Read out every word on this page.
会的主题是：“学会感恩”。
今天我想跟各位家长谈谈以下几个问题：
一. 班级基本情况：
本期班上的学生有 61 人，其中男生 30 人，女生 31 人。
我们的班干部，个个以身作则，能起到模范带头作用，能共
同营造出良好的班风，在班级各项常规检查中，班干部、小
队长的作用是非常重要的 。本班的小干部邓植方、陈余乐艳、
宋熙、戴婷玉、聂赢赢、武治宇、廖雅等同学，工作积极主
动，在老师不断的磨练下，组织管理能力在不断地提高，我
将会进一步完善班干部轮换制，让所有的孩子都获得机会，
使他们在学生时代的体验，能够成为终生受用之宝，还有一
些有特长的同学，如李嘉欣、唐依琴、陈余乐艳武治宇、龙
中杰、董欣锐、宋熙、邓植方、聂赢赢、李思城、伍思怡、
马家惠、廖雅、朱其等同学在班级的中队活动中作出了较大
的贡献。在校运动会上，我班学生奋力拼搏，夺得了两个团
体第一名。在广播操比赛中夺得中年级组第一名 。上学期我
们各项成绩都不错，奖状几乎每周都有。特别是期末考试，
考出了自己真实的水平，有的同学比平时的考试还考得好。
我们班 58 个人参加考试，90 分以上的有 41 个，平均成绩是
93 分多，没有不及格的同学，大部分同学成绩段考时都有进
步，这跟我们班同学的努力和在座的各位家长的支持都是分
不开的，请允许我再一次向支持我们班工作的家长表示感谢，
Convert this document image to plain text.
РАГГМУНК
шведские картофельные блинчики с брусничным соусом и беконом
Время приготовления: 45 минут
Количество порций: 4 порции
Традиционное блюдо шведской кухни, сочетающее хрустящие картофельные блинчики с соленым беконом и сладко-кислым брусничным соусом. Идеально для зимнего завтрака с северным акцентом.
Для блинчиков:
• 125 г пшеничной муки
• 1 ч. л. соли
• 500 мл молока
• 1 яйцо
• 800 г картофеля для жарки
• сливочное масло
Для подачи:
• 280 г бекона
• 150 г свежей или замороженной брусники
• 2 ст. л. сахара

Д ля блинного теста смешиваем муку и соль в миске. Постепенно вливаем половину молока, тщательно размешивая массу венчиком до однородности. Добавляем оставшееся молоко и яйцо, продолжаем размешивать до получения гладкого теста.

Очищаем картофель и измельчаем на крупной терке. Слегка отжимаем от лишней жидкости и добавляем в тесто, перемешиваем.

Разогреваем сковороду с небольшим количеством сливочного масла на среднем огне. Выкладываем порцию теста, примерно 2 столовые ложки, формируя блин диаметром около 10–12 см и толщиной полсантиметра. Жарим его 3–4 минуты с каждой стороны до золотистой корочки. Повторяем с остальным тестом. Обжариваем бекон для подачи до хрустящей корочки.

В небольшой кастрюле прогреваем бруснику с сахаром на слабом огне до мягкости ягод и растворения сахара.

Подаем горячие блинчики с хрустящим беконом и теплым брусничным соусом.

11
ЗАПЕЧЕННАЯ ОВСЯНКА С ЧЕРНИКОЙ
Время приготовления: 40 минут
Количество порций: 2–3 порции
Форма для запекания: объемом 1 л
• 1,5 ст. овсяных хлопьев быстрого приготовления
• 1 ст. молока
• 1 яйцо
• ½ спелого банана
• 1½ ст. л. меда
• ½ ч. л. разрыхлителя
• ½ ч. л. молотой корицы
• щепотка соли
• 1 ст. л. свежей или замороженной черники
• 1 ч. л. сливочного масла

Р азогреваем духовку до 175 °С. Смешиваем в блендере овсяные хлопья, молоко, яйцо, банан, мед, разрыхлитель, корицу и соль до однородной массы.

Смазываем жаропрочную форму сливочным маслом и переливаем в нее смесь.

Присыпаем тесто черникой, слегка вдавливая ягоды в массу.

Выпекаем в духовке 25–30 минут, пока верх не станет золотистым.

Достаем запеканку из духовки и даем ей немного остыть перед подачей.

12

● ● ● ●

REQUIRED TASK>
Write out the whole listing again, exactly as it stands.

FULL ANSWER>
Read out every word on this page.
会的主题是：“学会感恩”。
今天我想跟各位家长谈谈以下几个问题：
一. 班级基本情况：
本期班上的学生有 61 人，其中男生 30 人，女生 31 人。
我们的班干部，个个以身作则，能起到模范带头作用，能共
同营造出良好的班风，在班级各项常规检查中，班干部、小
队长的作用是非常重要的 。本班的小干部邓植方、陈余乐艳、
宋熙、戴婷玉、聂赢赢、武治宇、廖雅等同学，工作积极主
动，在老师不断的磨练下，组织管理能力在不断地提高，我
将会进一步完善班干部轮换制，让所有的孩子都获得机会，
使他们在学生时代的体验，能够成为终生受用之宝，还有一
些有特长的同学，如李嘉欣、唐依琴、陈余乐艳武治宇、龙
中杰、董欣锐、宋熙、邓植方、聂赢赢、李思城、伍思怡、
马家惠、廖雅、朱其等同学在班级的中队活动中作出了较大
的贡献。在校运动会上，我班学生奋力拼搏，夺得了两个团
体第一名。在广播操比赛中夺得中年级组第一名 。上学期我
们各项成绩都不错，奖状几乎每周都有。特别是期末考试，
考出了自己真实的水平，有的同学比平时的考试还考得好。
我们班 58 个人参加考试，90 分以上的有 41 个，平均成绩是
93 分多，没有不及格的同学，大部分同学成绩段考时都有进
步，这跟我们班同学的努力和在座的各位家长的支持都是分
不开的，请允许我再一次向支持我们班工作的家长表示感谢，
Convert this document image to plain text.
РАГГМУНК
шведские картофельные блинчики с брусничным соусом и беконом
Время приготовления: 45 минут
Количество порций: 4 порции
Традиционное блюдо шведской кухни, сочетающее хрустящие картофельные блинчики с соленым беконом и сладко-кислым брусничным соусом. Идеально для зимнего завтрака с северным акцентом.
Для блинчиков:
• 125 г пшеничной муки
• 1 ч. л. соли
• 500 мл молока
• 1 яйцо
• 800 г картофеля для жарки
• сливочное масло
Для подачи:
• 280 г бекона
• 150 г свежей или замороженной брусники
• 2 ст. л. сахара

Д ля блинного теста смешиваем муку и соль в миске. Постепенно вливаем половину молока, тщательно размешивая массу венчиком до однородности. Добавляем оставшееся молоко и яйцо, продолжаем размешивать до получения гладкого теста.

Очищаем картофель и измельчаем на крупной терке. Слегка отжимаем от лишней жидкости и добавляем в тесто, перемешиваем.

Разогреваем сковороду с небольшим количеством сливочного масла на среднем огне. Выкладываем порцию теста, примерно 2 столовые ложки, формируя блин диаметром около 10–12 см и толщиной полсантиметра. Жарим его 3–4 минуты с каждой стороны до золотистой корочки. Повторяем с остальным тестом. Обжариваем бекон для подачи до хрустящей корочки.

В небольшой кастрюле прогреваем бруснику с сахаром на слабом огне до мягкости ягод и растворения сахара.

Подаем горячие блинчики с хрустящим беконом и теплым брусничным соусом.

11
ЗАПЕЧЕННАЯ ОВСЯНКА С ЧЕРНИКОЙ
Время приготовления: 40 минут
Количество порций: 2–3 порции
Форма для запекания: объемом 1 л
• 1,5 ст. овсяных хлопьев быстрого приготовления
• 1 ст. молока
• 1 яйцо
• ½ спелого банана
• 1½ ст. л. меда
• ½ ч. л. разрыхлителя
• ½ ч. л. молотой корицы
• щепотка соли
• 1 ст. л. свежей или замороженной черники
• 1 ч. л. сливочного масла

Р азогреваем духовку до 175 °С. Смешиваем в блендере овсяные хлопья, молоко, яйцо, банан, мед, разрыхлитель, корицу и соль до однородной массы.

Смазываем жаропрочную форму сливочным маслом и переливаем в нее смесь.

Присыпаем тесто черникой, слегка вдавливая ягоды в массу.

Выпекаем в духовке 25–30 минут, пока верх не станет золотистым.

Достаем запеканку из духовки и даем ей немного остыть перед подачей.

12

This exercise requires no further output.